§ **DIRECTIONS**
Gather, from the data below, each line in which the word "this" occurs.

§ **SUPPLIED RECORDS**
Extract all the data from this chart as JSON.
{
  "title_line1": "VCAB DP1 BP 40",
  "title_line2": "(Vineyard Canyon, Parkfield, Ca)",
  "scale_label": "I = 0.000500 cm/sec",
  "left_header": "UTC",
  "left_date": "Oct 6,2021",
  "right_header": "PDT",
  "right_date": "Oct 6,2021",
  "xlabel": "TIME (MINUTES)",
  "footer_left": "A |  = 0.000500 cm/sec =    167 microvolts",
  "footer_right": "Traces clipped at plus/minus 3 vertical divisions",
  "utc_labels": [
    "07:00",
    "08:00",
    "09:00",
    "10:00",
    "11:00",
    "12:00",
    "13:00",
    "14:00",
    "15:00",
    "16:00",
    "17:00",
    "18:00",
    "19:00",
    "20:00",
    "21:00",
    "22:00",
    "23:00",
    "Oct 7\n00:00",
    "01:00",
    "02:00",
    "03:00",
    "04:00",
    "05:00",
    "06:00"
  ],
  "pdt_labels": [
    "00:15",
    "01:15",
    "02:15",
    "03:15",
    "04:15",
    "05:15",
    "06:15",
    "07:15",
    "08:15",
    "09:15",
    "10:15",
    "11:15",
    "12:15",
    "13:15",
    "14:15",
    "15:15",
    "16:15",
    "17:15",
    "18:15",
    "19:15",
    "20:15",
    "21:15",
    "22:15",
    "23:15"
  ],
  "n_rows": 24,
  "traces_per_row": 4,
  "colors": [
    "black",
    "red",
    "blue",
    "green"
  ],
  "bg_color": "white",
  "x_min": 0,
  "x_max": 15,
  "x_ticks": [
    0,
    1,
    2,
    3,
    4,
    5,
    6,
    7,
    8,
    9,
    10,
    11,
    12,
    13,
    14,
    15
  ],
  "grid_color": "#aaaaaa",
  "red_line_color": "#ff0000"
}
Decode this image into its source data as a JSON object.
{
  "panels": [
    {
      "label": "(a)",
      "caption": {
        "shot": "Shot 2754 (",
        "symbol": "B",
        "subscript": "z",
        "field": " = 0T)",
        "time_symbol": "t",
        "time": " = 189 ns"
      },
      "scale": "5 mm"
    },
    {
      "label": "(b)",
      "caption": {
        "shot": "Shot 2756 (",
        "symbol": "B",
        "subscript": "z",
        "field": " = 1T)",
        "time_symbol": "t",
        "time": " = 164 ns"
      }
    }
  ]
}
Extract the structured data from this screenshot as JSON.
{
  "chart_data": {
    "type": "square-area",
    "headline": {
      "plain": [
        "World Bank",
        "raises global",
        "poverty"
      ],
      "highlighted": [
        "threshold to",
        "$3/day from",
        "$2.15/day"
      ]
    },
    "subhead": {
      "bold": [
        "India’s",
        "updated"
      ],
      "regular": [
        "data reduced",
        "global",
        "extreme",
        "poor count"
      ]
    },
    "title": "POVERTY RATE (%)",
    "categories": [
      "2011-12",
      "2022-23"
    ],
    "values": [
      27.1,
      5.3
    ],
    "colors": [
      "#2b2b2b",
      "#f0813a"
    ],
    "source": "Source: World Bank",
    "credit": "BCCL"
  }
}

§ **RESULT**
Extract all the data from this chart as JSON.
Decode this image into its source data as a JSON object.
Extract the structured data from this screenshot as JSON.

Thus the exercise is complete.